## Fragmento del documento
^^^^

Por 25 de abril de 2025 Sin comentarios

Juan Lagardera

 

Ahora que se desata tanta controversia en torno a la memoria histórica de la sociedad española, conviene una reflexión para la supervivencia emocional del pueblo valenciano, cuya incapacidad autocrítica ha quedado más que acreditada en estos tiempos de inundaciones y mortandades. El asunto es particularmente importante para nosotros dado que venimos de una época cultural en la que el olvido había sido el factor mental –y político– a través del cual se alcanzaba la paz social. Desde finales del siglo pasado, sin embargo, siguiendo ideas clásicas de Aristóteles, los mecanismos propios de la confesión cristiana y hasta del psicoanálisis freudiano, el olvido requiere un paso previo catártico: la justicia.

Conseguir la justicia, sin embargo, no es nada fácil, por más que se empeñen los propios jueces en señalar su independencia de criterio. Toda una ensoñación. Para alcanzarla habría que cumplir tres circunstancias antecesoras: descubrir la verdad, reparar (que no castigar) y perdonar. Empezando por la primera, apenas iniciado el proceso ya nos empantanamos puesto que la verdad es un imposible, un desiderátum, dado que la historia, encargada de custodiar lo verídico, se ha desvelado como el relato que es, incluso en los testimonios guardados en los archivos. Recordemos aquella maravillosa película con la que Akira Kurosawa, Rashomon, ganó el festival de Venecia y el Óscar (en 1952), en la que se narra una historia en la que todos los testigos cuentan el mismo suceso de modo bien diferente.

^^^^

## Listado aportado
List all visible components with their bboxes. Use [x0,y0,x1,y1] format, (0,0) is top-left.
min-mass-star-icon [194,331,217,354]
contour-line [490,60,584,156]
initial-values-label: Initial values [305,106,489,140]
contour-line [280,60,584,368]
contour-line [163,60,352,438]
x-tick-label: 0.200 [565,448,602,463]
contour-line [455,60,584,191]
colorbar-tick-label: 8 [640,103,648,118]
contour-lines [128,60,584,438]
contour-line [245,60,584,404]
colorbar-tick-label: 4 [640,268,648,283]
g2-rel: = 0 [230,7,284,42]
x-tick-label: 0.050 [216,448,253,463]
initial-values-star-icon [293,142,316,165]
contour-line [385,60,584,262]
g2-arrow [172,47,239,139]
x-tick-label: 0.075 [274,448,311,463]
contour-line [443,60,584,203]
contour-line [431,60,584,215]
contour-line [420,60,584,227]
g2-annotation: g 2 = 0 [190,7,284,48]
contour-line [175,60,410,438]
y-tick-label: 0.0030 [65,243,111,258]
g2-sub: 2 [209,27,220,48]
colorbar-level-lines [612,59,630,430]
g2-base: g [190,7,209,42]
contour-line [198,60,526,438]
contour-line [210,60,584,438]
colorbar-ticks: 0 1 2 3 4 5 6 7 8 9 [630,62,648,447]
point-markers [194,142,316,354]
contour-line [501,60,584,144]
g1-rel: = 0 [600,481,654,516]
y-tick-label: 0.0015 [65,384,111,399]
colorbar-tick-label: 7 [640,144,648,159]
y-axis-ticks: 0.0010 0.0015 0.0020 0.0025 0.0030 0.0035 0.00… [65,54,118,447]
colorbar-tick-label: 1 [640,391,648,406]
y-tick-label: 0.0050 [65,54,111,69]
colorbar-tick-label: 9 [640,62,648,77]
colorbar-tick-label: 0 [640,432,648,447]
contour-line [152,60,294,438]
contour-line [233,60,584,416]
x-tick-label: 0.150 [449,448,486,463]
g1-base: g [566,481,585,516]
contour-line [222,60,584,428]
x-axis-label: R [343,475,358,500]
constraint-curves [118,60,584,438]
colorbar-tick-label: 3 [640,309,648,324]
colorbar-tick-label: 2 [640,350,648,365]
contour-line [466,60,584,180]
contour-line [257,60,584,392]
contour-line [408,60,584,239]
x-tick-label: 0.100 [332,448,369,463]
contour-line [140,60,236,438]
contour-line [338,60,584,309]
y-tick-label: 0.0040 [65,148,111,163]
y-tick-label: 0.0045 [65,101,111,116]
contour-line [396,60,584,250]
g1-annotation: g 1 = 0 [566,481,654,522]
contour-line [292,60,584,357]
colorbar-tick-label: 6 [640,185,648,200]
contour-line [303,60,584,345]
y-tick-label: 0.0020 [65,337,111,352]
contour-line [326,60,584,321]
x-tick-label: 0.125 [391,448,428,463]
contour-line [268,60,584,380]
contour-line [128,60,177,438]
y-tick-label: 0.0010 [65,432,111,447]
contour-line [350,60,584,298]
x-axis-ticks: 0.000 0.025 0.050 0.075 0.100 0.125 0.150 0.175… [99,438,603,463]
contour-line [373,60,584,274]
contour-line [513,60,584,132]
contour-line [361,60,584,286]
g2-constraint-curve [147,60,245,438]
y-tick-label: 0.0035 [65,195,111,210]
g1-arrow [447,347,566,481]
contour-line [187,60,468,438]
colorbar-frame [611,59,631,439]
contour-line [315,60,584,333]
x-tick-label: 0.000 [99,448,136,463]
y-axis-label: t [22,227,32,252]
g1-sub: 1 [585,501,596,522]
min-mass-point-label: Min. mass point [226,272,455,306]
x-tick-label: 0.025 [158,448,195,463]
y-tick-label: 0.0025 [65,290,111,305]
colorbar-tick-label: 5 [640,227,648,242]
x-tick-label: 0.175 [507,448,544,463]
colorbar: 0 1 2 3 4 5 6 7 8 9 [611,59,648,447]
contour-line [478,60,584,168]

^^^^

## Desafíos
(a) Reproduce el pasaje del texto sobre la memoria histórica que comienza en "Conseguir la justicia, sin" y termina en "modo bien diferente.".
(b) Responde estas preguntas sobre el texto de la memoria histórica:
(i) ¿Qué paso previo catártico requiere el olvido desde finales del siglo pasado?
(ii) ¿Qué tres circunstancias habría que cumplir para alcanzar la justicia?
(iii) ¿Qué festival ganó Akira Kurosawa con Rashomon?

## Soluciones por tarea
(a)
Conseguir la justicia, sin embargo, no es nada fácil, por más que se empeñen los propios jueces en señalar su independencia de criterio. Toda una ensoñación. Para alcanzarla habría que cumplir tres circunstancias antecesoras: descubrir la verdad, reparar (que no castigar) y perdonar. Empezando por la primera, apenas iniciado el proceso ya nos empantanamos puesto que la verdad es un imposible, un desiderátum, dado que la historia, encargada de custodiar lo verídico, se ha desvelado como el relato que es, incluso en los testimonios guardados en los archivos. Recordemos aquella maravillosa película con la que Akira Kurosawa, Rashomon, ganó el festival de Venecia y el Óscar (en 1952), en la que se narra una historia en la que todos los testigos cuentan el mismo suceso de modo bien diferente.

(b)
(i) La justicia.
(ii) Descubrir la verdad, reparar (que no castigar) y perdonar.
(iii) El festival de Venecia.